▶ _STATED TASK_:
Which lines below hold the word "выше"? Copy all of them.

▶ _SUPPLIED RECORDS_:
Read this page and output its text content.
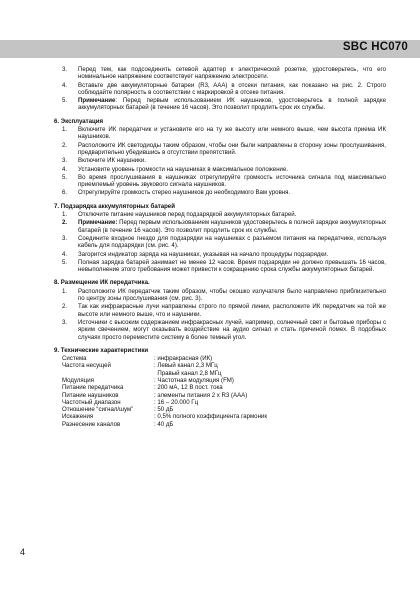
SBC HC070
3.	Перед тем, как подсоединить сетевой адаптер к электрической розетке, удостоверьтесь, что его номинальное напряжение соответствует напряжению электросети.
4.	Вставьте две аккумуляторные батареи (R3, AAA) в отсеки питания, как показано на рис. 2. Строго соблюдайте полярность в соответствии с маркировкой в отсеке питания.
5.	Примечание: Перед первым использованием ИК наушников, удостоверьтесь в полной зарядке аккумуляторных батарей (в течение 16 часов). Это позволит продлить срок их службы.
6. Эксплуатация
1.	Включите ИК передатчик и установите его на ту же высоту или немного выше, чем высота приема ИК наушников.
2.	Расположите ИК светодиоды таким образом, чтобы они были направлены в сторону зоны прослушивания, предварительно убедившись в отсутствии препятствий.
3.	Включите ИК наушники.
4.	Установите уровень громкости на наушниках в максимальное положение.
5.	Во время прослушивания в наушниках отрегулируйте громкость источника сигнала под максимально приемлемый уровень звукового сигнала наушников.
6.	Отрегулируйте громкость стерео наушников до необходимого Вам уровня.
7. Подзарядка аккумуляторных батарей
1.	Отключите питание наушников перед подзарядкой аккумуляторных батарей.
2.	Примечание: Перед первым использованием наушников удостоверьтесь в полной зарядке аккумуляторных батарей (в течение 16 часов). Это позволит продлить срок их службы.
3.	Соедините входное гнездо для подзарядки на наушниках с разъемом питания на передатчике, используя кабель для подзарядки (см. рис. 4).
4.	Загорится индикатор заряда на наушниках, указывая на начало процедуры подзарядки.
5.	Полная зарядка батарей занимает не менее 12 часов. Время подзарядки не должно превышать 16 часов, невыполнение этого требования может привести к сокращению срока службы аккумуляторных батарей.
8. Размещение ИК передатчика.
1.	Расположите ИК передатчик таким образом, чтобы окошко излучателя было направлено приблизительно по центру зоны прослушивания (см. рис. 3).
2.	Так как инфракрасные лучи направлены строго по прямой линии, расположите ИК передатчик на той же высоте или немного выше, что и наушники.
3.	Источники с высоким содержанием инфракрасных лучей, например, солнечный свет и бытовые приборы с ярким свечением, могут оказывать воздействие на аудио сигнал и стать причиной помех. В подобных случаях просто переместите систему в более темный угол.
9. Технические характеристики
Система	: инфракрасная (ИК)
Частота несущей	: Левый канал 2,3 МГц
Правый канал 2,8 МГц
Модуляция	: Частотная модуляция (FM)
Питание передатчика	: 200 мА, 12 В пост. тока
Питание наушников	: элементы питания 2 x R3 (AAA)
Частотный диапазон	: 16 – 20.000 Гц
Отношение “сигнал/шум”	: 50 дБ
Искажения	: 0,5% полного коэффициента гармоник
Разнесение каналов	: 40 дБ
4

---

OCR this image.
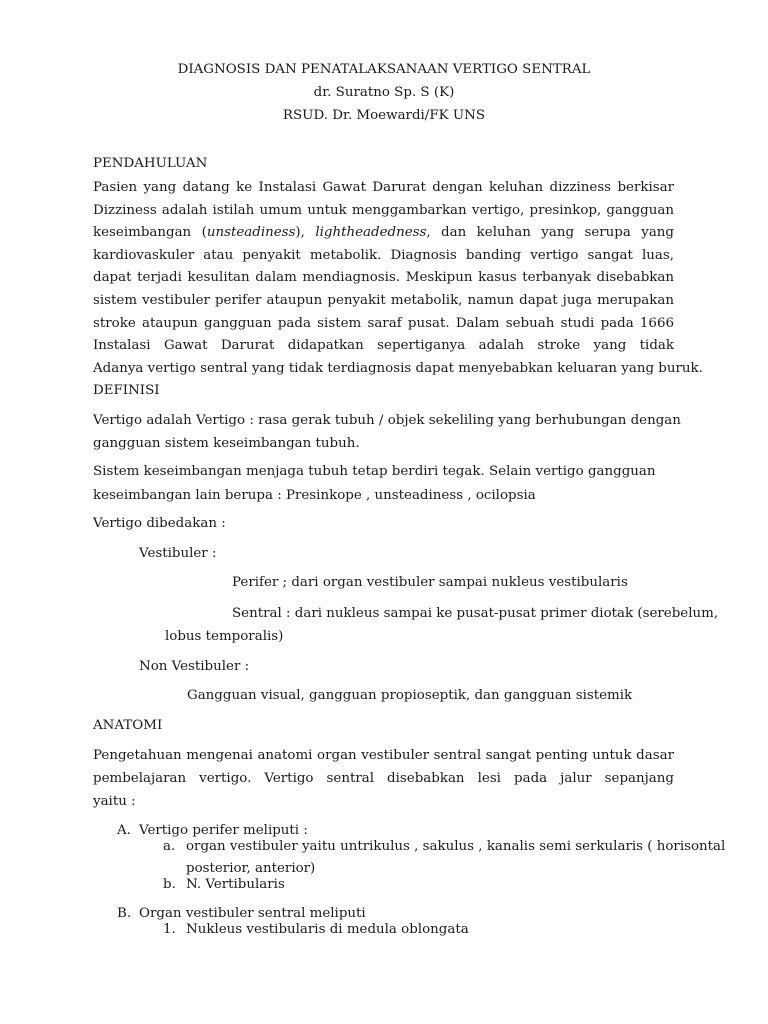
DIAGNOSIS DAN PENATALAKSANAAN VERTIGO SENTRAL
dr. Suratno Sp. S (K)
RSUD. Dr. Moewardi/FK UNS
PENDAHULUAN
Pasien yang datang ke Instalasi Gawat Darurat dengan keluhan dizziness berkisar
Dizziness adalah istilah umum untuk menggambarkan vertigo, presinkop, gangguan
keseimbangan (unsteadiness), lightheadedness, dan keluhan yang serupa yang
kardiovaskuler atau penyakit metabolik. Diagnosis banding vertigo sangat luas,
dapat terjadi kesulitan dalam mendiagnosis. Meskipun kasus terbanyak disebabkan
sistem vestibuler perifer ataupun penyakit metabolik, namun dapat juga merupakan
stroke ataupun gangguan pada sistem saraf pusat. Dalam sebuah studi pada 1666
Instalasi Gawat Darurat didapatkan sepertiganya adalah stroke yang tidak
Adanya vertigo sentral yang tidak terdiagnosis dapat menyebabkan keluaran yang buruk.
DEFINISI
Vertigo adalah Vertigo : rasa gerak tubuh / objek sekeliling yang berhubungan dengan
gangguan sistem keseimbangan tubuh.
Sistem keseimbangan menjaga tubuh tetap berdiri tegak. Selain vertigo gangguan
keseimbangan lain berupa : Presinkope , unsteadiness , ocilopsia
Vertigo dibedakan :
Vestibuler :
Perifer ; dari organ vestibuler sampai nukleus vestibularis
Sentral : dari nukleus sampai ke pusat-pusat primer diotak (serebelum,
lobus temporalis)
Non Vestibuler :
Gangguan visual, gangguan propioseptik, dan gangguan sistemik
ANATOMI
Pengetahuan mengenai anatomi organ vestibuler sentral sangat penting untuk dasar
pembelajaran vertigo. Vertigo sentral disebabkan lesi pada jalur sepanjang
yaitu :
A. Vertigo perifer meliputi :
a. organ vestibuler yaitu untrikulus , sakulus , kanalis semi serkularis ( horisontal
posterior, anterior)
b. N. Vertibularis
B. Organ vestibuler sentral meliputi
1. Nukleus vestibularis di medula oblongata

▶ _PROBLEM SOLUTION_:
1.	Включите ИК передатчик и установите его на ту же высоту или немного выше, чем высота приема ИК наушников.
2.	Так как инфракрасные лучи направлены строго по прямой линии, расположите ИК передатчик на той же высоте или немного выше, что и наушники.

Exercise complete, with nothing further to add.